## Begin
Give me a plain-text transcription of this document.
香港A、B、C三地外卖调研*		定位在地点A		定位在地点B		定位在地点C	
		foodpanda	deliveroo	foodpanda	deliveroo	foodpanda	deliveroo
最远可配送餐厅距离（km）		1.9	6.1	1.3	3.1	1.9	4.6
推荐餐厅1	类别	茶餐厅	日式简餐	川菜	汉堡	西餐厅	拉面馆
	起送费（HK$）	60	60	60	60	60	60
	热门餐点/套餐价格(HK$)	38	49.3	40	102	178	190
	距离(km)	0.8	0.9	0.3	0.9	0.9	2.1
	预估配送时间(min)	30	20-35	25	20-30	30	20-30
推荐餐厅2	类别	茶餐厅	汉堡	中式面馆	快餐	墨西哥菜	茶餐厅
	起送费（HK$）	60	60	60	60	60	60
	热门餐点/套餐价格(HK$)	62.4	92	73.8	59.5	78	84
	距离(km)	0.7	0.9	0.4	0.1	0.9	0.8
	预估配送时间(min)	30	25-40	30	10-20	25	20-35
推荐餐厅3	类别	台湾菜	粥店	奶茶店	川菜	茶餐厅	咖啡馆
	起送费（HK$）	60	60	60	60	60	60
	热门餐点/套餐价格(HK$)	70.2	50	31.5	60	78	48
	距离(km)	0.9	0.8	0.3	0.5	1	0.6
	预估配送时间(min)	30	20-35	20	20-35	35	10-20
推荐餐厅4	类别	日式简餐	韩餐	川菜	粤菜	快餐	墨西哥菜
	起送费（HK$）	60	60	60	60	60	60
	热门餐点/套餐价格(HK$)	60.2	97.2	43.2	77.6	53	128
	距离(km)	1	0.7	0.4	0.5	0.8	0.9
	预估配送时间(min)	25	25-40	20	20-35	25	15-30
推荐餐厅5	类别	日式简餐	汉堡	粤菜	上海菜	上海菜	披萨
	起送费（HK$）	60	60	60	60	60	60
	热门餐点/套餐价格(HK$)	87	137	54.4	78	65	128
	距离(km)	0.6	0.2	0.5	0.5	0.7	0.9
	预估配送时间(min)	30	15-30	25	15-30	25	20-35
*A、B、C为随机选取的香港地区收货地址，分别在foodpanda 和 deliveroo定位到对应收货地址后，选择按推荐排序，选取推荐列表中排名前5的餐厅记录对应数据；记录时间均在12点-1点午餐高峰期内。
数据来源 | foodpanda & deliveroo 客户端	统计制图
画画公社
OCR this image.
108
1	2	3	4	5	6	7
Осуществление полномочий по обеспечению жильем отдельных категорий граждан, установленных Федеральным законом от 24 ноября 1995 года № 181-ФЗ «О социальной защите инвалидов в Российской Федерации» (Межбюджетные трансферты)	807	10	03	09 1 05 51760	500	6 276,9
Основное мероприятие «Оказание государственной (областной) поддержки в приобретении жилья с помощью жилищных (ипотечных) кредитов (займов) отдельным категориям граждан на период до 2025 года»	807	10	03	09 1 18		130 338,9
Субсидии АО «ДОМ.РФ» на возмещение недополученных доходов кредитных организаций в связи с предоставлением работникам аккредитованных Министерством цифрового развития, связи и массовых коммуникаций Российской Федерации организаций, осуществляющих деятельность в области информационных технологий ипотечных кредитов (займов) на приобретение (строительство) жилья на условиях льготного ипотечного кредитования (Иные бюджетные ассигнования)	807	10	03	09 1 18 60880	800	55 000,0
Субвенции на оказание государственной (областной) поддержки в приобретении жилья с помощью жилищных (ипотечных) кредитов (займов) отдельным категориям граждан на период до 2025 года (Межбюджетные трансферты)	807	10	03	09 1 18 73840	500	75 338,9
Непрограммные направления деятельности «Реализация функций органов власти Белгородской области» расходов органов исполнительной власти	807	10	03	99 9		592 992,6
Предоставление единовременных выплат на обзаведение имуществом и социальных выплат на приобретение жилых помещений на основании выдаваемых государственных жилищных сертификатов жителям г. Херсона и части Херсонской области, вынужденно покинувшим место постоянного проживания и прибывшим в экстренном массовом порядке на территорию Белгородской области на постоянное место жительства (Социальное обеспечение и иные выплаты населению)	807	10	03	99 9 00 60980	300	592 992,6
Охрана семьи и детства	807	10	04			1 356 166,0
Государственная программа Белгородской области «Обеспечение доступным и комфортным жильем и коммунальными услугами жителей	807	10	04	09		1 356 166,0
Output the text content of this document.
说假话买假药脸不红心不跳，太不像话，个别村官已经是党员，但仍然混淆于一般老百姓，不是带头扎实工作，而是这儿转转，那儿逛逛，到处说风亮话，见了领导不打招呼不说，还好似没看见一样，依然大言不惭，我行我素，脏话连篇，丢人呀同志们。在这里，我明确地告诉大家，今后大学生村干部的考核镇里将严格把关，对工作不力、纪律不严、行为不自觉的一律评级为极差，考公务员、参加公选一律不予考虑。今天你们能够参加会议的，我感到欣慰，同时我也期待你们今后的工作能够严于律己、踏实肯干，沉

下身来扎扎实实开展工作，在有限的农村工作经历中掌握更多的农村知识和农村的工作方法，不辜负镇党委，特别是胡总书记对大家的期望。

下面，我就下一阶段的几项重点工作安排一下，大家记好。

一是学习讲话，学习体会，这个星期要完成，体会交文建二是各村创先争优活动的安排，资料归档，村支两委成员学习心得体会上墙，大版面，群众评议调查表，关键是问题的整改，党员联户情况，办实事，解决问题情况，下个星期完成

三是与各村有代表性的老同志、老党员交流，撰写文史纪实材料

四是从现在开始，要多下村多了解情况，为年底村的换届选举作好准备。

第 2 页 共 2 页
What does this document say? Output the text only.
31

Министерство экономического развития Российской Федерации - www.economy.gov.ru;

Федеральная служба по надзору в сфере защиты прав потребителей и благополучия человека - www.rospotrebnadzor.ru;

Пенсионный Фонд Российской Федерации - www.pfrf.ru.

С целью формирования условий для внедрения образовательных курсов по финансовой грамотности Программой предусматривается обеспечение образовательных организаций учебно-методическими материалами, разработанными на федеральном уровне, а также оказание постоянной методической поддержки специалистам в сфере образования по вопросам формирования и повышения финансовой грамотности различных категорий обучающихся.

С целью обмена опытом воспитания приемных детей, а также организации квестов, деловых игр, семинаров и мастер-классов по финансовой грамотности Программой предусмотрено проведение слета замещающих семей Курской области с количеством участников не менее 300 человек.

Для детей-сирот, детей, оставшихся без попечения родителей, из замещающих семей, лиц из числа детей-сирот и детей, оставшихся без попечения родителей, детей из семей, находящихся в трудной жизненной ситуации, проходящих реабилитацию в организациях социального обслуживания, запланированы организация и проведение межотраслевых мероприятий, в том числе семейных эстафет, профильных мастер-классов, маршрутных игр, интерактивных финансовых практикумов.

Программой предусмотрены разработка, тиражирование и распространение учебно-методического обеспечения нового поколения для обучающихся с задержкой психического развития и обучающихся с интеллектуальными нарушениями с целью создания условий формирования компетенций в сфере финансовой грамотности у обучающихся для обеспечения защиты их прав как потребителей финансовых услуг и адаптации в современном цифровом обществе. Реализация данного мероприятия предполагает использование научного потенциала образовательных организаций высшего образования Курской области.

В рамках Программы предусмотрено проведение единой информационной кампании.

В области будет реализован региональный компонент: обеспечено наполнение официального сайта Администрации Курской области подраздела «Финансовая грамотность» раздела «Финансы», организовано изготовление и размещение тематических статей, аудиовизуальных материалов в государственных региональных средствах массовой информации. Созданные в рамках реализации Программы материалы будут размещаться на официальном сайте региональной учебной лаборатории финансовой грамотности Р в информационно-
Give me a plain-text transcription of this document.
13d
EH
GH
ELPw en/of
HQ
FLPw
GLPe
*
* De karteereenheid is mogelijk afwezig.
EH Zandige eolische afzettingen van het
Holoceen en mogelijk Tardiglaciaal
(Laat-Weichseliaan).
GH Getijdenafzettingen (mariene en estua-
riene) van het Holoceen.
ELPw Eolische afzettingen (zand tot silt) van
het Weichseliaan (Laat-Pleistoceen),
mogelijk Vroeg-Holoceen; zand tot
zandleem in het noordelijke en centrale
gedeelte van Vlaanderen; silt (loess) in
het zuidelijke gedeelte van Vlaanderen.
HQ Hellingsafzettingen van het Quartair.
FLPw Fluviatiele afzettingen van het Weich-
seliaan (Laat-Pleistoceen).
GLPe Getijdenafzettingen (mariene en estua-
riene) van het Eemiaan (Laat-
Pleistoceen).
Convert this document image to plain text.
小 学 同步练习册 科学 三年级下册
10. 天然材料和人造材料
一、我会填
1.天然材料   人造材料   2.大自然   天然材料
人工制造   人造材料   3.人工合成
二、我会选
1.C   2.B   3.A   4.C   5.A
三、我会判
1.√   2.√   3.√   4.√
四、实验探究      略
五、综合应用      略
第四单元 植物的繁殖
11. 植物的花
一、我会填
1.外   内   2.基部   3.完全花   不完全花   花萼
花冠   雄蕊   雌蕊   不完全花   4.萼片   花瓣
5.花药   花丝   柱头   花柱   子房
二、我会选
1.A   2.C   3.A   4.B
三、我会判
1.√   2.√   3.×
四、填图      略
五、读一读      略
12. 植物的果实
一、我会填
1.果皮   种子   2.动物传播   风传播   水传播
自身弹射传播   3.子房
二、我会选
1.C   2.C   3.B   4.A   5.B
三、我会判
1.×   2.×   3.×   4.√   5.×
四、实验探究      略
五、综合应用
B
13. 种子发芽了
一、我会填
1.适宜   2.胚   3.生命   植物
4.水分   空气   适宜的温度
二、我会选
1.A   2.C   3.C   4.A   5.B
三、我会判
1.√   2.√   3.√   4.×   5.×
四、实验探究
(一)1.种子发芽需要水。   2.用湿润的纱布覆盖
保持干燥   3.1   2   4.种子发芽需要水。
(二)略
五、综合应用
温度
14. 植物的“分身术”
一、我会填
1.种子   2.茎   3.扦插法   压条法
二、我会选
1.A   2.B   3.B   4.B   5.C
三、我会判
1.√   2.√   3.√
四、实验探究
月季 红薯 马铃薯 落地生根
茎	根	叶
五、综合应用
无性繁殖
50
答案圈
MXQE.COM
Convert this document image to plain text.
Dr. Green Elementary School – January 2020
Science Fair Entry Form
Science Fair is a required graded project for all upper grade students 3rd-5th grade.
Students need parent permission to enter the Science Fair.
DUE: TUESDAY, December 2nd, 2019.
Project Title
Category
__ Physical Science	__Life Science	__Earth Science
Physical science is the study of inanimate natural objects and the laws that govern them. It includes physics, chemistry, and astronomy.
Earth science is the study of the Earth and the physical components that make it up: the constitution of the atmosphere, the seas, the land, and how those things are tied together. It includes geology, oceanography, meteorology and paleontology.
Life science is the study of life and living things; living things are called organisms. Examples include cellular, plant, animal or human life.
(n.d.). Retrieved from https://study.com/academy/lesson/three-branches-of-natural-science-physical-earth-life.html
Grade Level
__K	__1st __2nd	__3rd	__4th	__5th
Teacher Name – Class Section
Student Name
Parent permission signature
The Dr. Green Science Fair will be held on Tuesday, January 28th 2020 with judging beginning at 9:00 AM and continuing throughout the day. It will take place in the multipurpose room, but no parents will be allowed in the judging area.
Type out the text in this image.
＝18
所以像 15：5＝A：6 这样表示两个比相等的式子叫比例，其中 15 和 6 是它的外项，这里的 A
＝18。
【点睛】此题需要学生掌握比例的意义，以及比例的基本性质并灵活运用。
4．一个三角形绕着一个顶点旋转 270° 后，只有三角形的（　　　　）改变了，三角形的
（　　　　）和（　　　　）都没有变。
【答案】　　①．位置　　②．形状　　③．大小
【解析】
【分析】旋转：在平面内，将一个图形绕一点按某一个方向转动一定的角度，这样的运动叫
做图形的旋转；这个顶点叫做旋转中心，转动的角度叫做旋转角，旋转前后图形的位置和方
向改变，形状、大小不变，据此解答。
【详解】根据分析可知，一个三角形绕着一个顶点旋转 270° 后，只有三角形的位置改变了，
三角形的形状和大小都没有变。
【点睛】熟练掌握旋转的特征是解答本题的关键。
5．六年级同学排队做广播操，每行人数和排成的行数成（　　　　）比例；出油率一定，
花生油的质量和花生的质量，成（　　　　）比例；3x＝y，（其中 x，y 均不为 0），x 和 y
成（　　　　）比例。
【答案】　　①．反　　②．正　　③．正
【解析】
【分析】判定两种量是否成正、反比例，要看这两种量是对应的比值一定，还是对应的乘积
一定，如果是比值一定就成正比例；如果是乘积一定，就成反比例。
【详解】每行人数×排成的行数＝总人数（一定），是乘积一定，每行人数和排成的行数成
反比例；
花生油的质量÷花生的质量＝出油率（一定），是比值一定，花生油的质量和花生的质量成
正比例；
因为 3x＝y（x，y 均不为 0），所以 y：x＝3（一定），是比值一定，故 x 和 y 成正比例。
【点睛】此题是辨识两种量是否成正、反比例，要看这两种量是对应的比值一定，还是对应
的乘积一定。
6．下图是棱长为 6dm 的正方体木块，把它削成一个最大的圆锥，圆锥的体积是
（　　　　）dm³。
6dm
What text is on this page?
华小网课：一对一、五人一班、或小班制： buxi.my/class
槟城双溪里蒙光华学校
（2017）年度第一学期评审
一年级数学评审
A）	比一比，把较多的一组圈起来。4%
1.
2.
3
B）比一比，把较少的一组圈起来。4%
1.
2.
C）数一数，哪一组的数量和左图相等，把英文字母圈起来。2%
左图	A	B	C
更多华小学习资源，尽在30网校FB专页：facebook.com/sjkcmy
## End
Pull out each line holding the string "natural".

**The completed task:**
Physical science is the study of inanimate natural objects and the laws that govern them. It includes physics, chemistry, and astronomy.
(n.d.). Retrieved from https://study.com/academy/lesson/three-branches-of-natural-science-physical-earth-life.html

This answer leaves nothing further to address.